**Listed records**

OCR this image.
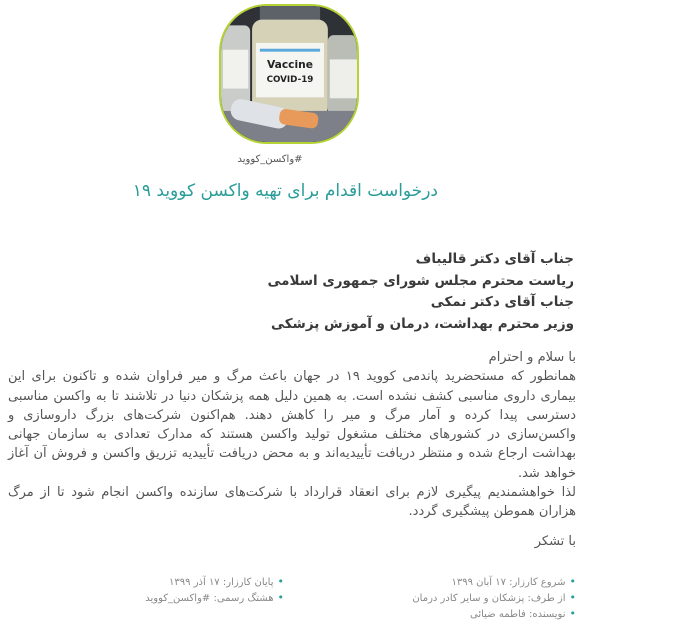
Vaccine
COVID-19
#واکسن_کووید
درخواست اقدام برای تهیه واکسن کووید ۱۹
جناب آقای دکتر قالیباف
ریاست محترم مجلس شورای جمهوری اسلامی
جناب آقای دکتر نمکی
وزیر محترم بهداشت، درمان و آموزش پزشکی

با سلام و احترام

همانطور که مستحضرید پاندمی کووید ۱۹ در جهان باعث مرگ و میر فراوان شده و تاکنون برای این بیماری داروی مناسبی کشف نشده است. به همین دلیل همه پزشکان دنیا در تلاشند تا به واکسن مناسبی دسترسی پیدا کرده و آمار مرگ و میر را کاهش دهند. هم‌اکنون شرکت‌های بزرگ داروسازی و واکسن‌سازی در کشورهای مختلف مشغول تولید واکسن هستند که مدارک تعدادی به سازمان جهانی بهداشت ارجاع شده و منتظر دریافت تأییدیه‌اند و به محض دریافت تأییدیه تزریق واکسن و فروش آن آغاز خواهد شد.

لذا خواهشمندیم پیگیری لازم برای انعقاد قرارداد با شرکت‌های سازنده واکسن انجام شود تا از مرگ هزاران هموطن پیشگیری گردد.

با تشکر

• شروع کارزار: ۱۷ آبان ۱۳۹۹
• از طرف: پزشکان و سایر کادر درمان
• نویسنده: فاطمه ضیائی
• پایان کارزار: ۱۷ آذر ۱۳۹۹
• هشتگ رسمی: #واکسن_کووید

**Direction**
In this exercise, set down all of the data exactly, without the pictures.

**Solution to this task**
OCR this image.
Vaccine
COVID-19
#واکسن_کووید
درخواست اقدام برای تهیه واکسن کووید ۱۹
جناب آقای دکتر قالیباف
ریاست محترم مجلس شورای جمهوری اسلامی
جناب آقای دکتر نمکی
وزیر محترم بهداشت، درمان و آموزش پزشکی

با سلام و احترام

همانطور که مستحضرید پاندمی کووید ۱۹ در جهان باعث مرگ و میر فراوان شده و تاکنون برای این بیماری داروی مناسبی کشف نشده است. به همین دلیل همه پزشکان دنیا در تلاشند تا به واکسن مناسبی دسترسی پیدا کرده و آمار مرگ و میر را کاهش دهند. هم‌اکنون شرکت‌های بزرگ داروسازی و واکسن‌سازی در کشورهای مختلف مشغول تولید واکسن هستند که مدارک تعدادی به سازمان جهانی بهداشت ارجاع شده و منتظر دریافت تأییدیه‌اند و به محض دریافت تأییدیه تزریق واکسن و فروش آن آغاز خواهد شد.

لذا خواهشمندیم پیگیری لازم برای انعقاد قرارداد با شرکت‌های سازنده واکسن انجام شود تا از مرگ هزاران هموطن پیشگیری گردد.

با تشکر

• شروع کارزار: ۱۷ آبان ۱۳۹۹
• از طرف: پزشکان و سایر کادر درمان
• نویسنده: فاطمه ضیائی
• پایان کارزار: ۱۷ آذر ۱۳۹۹
• هشتگ رسمی: #واکسن_کووید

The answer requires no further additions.